◆ **Фрагмент документа**:

Ознакомительная версия.
Псков славился мощными укреплениями. Город раскинулся на огромном пространстве у слияния рек Великой и Псковы. Первая из них протекала с юга на север, а вторая — с востока на запад, охватывая плавной дугой псковские предместья с запада. Район Завеличья, располагавшийся на западном берегу Великой, не был обнесен крепостными сооружениями. Поэтому его не собирались оборонять и сразу отдали Стефану Баторию. Сердцем города был Кром — древняя крепость, твердыня, возвышавшаяся на холме над речным углом. В Кроме стоял Свято-Троицкий соборный храм Пскова. Второй пояс укреплений располагался к югу от Крома. Он носил название «Довмонтов город», по имени литовского князя, служившего псковичам в XIII веке и прославившегося воинскими подвигами. Большое пространство охватывал «Середний город». Его стены представляли собой границу Пскова в XIV столетии. Город давным-давно вырос из нее, как юноша из детской рубашечки. Главной линией обороны, за обладание которой и шла борьба в 1581–1582 гг., стал «Большой город» или, иначе, «Окольный город». Он состоял из новых мощных укреплений: «Стена большого города… простиралась на десять километров, имела тридцать семь башен и сорок восемь ворот. Стены были многоярусными, с удобными переходами на стены и подземными ходами, позволяющими маневрировать силами»[30]. За Псковой укрепления продолжались.

◆ **Представленные записи**:
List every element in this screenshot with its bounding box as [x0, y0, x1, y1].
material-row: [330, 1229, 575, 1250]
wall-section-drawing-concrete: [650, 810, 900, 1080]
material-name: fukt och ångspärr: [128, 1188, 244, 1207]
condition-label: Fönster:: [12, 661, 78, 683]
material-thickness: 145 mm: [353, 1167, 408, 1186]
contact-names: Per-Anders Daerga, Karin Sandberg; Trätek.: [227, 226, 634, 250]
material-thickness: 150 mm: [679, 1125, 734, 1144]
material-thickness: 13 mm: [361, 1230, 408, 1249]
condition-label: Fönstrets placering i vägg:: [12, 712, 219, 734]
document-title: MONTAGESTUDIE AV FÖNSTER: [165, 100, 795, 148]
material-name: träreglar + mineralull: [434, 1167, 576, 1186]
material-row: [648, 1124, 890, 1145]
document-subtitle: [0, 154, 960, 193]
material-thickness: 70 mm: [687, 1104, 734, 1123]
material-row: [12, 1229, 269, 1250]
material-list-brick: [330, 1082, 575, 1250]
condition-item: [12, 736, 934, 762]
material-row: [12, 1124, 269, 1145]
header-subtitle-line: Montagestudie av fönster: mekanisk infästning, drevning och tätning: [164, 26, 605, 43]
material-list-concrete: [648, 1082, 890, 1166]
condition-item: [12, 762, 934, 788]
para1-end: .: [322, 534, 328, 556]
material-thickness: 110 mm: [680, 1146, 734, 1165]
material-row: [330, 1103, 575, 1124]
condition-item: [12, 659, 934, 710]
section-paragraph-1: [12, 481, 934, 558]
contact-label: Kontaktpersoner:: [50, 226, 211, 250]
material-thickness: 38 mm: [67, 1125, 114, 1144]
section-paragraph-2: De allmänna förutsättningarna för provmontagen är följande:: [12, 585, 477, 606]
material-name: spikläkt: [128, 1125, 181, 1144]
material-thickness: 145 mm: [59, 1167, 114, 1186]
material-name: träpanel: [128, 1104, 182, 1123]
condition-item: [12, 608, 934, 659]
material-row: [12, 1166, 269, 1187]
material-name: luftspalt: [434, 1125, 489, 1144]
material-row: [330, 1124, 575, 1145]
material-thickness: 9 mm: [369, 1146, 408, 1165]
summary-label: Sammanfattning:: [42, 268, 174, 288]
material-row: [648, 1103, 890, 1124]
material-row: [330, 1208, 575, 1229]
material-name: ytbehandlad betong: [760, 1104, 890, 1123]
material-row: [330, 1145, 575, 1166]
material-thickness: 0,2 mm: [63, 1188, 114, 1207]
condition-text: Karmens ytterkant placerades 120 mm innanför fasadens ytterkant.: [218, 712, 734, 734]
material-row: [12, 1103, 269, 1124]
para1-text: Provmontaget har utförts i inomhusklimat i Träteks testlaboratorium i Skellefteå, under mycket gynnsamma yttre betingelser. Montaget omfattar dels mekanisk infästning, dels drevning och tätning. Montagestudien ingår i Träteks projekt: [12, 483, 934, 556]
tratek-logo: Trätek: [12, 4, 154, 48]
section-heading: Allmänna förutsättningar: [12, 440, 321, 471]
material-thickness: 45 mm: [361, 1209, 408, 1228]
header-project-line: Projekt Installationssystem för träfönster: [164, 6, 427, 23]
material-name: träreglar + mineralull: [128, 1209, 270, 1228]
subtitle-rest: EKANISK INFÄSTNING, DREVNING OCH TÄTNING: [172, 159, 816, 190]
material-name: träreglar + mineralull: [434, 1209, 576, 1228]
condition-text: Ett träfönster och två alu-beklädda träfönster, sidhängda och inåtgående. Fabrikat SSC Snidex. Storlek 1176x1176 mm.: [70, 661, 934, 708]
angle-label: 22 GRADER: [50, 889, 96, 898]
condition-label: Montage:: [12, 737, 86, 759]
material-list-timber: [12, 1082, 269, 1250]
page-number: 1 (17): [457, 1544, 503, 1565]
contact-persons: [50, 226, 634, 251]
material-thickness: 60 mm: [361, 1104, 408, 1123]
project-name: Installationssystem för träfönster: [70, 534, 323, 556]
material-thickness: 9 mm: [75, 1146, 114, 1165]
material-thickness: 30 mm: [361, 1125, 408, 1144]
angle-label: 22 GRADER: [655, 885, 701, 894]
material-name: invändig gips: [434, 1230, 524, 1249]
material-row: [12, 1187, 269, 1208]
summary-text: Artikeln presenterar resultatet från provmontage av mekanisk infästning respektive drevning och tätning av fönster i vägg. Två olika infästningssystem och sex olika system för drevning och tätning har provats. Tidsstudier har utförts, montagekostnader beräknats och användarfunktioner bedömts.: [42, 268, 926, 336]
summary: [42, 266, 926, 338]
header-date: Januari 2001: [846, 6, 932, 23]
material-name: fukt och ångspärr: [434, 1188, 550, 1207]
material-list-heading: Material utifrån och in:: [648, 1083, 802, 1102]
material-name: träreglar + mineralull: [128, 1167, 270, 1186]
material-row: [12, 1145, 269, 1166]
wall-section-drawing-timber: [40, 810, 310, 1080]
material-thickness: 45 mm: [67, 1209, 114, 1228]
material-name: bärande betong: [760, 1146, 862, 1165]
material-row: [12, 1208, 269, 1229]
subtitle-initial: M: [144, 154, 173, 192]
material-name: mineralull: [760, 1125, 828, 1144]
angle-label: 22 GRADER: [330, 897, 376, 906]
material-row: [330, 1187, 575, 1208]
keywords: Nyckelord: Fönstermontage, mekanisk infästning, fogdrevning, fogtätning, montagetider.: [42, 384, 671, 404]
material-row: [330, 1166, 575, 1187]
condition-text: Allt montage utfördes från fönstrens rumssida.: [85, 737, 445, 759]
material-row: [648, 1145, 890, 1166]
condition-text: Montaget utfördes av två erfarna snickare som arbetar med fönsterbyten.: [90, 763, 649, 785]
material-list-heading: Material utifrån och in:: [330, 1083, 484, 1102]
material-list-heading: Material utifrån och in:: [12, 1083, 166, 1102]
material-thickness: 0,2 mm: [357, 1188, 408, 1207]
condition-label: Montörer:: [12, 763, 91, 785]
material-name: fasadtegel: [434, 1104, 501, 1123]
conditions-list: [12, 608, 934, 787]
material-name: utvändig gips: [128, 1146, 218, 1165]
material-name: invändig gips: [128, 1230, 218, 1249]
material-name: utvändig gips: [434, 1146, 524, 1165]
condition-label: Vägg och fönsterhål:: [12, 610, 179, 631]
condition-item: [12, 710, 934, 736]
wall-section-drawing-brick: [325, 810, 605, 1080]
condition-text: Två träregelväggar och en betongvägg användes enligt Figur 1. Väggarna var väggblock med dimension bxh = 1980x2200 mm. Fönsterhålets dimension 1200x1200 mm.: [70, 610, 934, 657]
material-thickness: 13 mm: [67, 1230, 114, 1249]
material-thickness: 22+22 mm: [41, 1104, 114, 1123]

◆ **Задание**: Продолжите фрагмент об укреплениях Пскова, начав сразу после его последнего предложения. Эти записи взяты из другого источника.

◆ **Ответ ниже**:
Мощь городских оборонительных сооружений вызывала почтительное отношение даже у противника: «Со всех сторон имеются очень крепкие башни, сделанные из… камня. Так как башни прежней постройки недостаточно были равны между собою и вследствие того не прикрывали себя взаимно от пушечных выстрелов, направленных от одной к другой, то, поставив с углов тех новые стены и покрыв их весьма толстым дерном, и разместив по ним окна (бойницы) он (московский царь) устроил так, что они находились на равном друг от друга расстоянии. У тех же башен, которые оказались частью слишком тесными, частью слишком непрочными для того, чтобы могли выдержать выстрелы от тяжелых орудий, с внутренней стороны на удобных местах расставил другие башни… деревянные, сделанные с великим тщанием из самых крепких бревен и снабдил их достаточным количеством больших пушек… Так как московский царь… полагал, что нисколько не должно сомневаться в том, что король по взятии Лук направится ко Пскову, то снабдил его весьма хорошо всем нужным для выдержания осады и приказал все свезти туда в огромном количестве». Пороха, снарядов, продовольствия в городе хватало. Он был обеспечен всеми необходимыми для «осадного сидения» припасами.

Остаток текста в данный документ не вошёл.